• [Problem]:
The records below must be retyped exactly.

-- Begin --

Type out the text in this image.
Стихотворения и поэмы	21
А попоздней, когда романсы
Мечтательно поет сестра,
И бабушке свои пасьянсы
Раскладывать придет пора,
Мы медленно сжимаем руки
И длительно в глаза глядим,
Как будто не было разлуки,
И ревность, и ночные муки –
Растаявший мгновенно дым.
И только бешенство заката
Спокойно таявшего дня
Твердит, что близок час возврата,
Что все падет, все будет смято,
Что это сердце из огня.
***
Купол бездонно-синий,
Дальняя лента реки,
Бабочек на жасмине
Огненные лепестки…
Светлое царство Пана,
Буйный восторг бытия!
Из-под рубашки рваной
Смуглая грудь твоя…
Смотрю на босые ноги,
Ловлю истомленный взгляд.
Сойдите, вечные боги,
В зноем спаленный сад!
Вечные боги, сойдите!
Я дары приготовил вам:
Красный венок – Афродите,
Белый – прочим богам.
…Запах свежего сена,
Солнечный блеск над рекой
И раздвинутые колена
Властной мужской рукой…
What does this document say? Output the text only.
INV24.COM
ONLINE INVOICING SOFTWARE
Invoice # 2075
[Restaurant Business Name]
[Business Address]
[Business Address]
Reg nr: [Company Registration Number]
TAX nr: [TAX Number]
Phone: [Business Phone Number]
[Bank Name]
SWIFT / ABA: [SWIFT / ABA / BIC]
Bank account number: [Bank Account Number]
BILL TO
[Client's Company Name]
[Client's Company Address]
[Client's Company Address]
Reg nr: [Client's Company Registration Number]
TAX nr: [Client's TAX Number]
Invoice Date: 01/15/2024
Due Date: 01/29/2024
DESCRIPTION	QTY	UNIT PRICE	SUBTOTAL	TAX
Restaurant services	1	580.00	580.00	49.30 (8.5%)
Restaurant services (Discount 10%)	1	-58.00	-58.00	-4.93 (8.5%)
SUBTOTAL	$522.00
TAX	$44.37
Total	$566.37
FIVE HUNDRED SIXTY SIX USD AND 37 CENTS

-- End --

• [Reply]:
Type out the text in this image.
Стихотворения и поэмы	21
А попоздней, когда романсы
Мечтательно поет сестра,
И бабушке свои пасьянсы
Раскладывать придет пора,
Мы медленно сжимаем руки
И длительно в глаза глядим,
Как будто не было разлуки,
И ревность, и ночные муки –
Растаявший мгновенно дым.
И только бешенство заката
Спокойно таявшего дня
Твердит, что близок час возврата,
Что все падет, все будет смято,
Что это сердце из огня.
***
Купол бездонно-синий,
Дальняя лента реки,
Бабочек на жасмине
Огненные лепестки…
Светлое царство Пана,
Буйный восторг бытия!
Из-под рубашки рваной
Смуглая грудь твоя…
Смотрю на босые ноги,
Ловлю истомленный взгляд.
Сойдите, вечные боги,
В зноем спаленный сад!
Вечные боги, сойдите!
Я дары приготовил вам:
Красный венок – Афродите,
Белый – прочим богам.
…Запах свежего сена,
Солнечный блеск над рекой
И раздвинутые колена
Властной мужской рукой…
What does this document say? Output the text only.
INV24.COM
ONLINE INVOICING SOFTWARE
Invoice # 2075
[Restaurant Business Name]
[Business Address]
[Business Address]
Reg nr: [Company Registration Number]
TAX nr: [TAX Number]
Phone: [Business Phone Number]
[Bank Name]
SWIFT / ABA: [SWIFT / ABA / BIC]
Bank account number: [Bank Account Number]
BILL TO
[Client's Company Name]
[Client's Company Address]
[Client's Company Address]
Reg nr: [Client's Company Registration Number]
TAX nr: [Client's TAX Number]
Invoice Date: 01/15/2024
Due Date: 01/29/2024
DESCRIPTION	QTY	UNIT PRICE	SUBTOTAL	TAX
Restaurant services	1	580.00	580.00	49.30 (8.5%)
Restaurant services (Discount 10%)	1	-58.00	-58.00	-4.93 (8.5%)
SUBTOTAL	$522.00
TAX	$44.37
Total	$566.37
FIVE HUNDRED SIXTY SIX USD AND 37 CENTS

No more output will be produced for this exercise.